Records follow. Select each line holding "title".

(Stored dataset items)

※

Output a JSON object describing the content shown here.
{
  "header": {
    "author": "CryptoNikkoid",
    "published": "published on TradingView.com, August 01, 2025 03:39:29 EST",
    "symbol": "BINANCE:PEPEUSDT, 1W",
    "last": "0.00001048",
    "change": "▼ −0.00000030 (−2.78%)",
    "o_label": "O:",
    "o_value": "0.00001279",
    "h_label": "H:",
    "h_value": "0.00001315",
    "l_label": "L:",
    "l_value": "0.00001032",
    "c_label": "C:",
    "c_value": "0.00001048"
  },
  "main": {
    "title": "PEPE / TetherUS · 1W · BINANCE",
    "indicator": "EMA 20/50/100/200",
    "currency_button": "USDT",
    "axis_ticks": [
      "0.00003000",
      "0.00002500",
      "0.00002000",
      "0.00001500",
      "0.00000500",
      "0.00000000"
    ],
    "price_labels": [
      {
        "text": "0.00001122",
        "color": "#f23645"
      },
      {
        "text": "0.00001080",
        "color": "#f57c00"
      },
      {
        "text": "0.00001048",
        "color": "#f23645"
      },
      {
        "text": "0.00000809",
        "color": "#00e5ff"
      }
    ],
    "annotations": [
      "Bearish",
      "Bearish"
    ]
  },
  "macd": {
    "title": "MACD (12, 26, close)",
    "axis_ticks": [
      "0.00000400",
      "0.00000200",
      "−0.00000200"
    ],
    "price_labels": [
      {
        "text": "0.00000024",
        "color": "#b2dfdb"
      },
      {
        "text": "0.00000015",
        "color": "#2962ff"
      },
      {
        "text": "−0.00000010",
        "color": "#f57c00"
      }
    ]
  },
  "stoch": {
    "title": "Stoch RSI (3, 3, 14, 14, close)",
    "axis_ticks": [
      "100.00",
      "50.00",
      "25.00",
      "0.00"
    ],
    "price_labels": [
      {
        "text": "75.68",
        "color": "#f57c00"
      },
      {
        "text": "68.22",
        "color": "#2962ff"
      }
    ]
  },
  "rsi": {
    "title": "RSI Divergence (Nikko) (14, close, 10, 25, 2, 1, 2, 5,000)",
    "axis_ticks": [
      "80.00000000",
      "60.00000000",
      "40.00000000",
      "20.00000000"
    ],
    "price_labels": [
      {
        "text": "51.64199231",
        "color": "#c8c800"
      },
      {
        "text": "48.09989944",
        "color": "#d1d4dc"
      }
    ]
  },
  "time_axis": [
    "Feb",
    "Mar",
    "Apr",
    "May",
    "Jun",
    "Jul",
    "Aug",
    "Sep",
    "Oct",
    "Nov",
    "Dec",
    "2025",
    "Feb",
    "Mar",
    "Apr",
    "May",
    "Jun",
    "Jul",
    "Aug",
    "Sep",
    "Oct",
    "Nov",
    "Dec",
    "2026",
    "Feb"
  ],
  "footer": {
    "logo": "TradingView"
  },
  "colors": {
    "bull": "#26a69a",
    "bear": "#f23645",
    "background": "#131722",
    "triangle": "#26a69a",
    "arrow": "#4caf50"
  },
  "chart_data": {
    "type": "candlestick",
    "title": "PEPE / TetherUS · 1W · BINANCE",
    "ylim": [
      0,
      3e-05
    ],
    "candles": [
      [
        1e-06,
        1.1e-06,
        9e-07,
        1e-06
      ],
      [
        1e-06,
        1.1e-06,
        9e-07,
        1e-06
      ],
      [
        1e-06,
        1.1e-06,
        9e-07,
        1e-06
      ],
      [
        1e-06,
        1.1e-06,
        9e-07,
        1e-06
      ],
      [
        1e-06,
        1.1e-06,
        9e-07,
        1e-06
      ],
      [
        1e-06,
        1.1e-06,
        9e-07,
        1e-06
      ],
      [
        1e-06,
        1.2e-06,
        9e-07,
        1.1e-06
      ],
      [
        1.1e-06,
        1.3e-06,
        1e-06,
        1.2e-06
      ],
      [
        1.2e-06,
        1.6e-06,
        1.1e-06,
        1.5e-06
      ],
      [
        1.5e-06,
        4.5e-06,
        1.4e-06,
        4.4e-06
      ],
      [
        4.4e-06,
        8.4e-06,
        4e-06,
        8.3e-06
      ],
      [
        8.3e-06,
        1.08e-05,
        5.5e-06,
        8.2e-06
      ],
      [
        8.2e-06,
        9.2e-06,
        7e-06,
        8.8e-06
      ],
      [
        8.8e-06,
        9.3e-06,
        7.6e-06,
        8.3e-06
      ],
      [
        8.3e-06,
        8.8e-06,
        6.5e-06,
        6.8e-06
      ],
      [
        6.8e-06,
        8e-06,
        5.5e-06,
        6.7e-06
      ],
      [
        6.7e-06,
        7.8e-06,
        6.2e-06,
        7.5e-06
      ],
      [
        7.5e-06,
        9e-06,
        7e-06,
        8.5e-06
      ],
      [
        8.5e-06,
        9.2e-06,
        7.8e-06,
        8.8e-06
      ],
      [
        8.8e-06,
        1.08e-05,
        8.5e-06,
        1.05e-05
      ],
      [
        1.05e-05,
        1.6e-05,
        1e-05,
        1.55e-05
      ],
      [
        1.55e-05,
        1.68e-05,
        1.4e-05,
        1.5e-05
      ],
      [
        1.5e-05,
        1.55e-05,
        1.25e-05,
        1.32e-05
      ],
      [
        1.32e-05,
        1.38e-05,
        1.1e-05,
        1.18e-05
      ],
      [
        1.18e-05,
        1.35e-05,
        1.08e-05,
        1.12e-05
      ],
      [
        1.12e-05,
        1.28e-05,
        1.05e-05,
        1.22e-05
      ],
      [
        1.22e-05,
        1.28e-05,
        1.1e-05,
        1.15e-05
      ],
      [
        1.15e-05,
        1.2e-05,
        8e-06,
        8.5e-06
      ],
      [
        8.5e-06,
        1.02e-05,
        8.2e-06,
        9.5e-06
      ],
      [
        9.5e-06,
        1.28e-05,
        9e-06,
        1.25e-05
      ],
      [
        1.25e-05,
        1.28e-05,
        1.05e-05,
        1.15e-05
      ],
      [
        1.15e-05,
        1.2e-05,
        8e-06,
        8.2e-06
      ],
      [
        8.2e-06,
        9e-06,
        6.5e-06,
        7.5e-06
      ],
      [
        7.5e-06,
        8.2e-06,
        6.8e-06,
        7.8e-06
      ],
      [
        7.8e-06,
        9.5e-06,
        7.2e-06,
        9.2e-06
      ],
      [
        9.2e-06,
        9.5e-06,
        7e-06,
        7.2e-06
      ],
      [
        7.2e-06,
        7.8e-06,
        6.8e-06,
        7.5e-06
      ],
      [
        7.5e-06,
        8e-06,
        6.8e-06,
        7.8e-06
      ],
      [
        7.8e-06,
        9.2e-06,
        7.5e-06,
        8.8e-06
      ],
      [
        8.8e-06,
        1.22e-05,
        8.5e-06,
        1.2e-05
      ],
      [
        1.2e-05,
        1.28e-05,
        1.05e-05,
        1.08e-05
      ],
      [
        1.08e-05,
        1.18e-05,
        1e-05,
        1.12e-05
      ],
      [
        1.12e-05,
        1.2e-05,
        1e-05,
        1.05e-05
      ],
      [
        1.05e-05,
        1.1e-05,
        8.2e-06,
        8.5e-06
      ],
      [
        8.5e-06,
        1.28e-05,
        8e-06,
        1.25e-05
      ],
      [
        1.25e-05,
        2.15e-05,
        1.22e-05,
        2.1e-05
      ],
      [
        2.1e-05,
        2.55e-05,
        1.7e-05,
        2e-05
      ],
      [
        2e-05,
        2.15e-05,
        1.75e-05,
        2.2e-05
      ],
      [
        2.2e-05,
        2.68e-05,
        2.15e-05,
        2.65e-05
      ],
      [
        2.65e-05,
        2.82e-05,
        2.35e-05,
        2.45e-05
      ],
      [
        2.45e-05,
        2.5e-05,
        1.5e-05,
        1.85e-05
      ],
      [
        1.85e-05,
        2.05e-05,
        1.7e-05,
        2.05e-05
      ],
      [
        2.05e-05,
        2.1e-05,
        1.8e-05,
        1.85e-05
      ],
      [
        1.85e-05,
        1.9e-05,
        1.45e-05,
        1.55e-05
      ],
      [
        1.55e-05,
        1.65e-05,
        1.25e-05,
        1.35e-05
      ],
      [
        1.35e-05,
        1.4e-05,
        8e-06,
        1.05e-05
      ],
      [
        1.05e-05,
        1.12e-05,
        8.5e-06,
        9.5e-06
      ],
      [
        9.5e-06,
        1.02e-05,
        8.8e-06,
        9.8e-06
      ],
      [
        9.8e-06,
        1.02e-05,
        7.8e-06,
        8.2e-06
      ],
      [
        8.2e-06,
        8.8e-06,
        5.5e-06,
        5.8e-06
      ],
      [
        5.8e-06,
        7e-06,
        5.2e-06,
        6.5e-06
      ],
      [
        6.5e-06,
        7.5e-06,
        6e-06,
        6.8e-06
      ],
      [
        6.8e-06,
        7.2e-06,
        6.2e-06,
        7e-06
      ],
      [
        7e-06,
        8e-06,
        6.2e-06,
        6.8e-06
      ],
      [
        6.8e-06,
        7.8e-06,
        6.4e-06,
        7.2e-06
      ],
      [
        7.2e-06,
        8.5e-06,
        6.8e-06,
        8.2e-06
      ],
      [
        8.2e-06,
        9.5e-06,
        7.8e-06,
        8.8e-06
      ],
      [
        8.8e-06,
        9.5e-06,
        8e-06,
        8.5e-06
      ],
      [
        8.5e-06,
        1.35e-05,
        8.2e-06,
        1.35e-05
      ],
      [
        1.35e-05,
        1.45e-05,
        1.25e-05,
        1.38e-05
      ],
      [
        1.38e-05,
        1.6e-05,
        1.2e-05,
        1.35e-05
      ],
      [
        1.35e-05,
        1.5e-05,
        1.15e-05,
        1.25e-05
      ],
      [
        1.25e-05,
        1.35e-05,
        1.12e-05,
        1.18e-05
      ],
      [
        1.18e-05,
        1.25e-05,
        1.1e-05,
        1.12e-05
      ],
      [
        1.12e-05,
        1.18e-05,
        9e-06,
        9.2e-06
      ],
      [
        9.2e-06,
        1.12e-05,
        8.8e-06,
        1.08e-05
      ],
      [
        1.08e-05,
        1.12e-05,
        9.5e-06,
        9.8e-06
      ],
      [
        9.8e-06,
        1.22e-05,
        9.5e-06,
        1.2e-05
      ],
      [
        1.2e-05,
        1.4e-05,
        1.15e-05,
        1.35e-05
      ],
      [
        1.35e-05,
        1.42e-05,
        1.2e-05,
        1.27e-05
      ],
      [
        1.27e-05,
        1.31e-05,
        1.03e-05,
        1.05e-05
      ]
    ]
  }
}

※

**Finished exercise**:
    "title": "PEPE / TetherUS · 1W · BINANCE",
    "title": "MACD (12, 26, close)",
    "title": "Stoch RSI (3, 3, 14, 14, close)",
    "title": "RSI Divergence (Nikko) (14, close, 10, 25, 2, 1, 2, 5,000)",
    "title": "PEPE / TetherUS · 1W · BINANCE",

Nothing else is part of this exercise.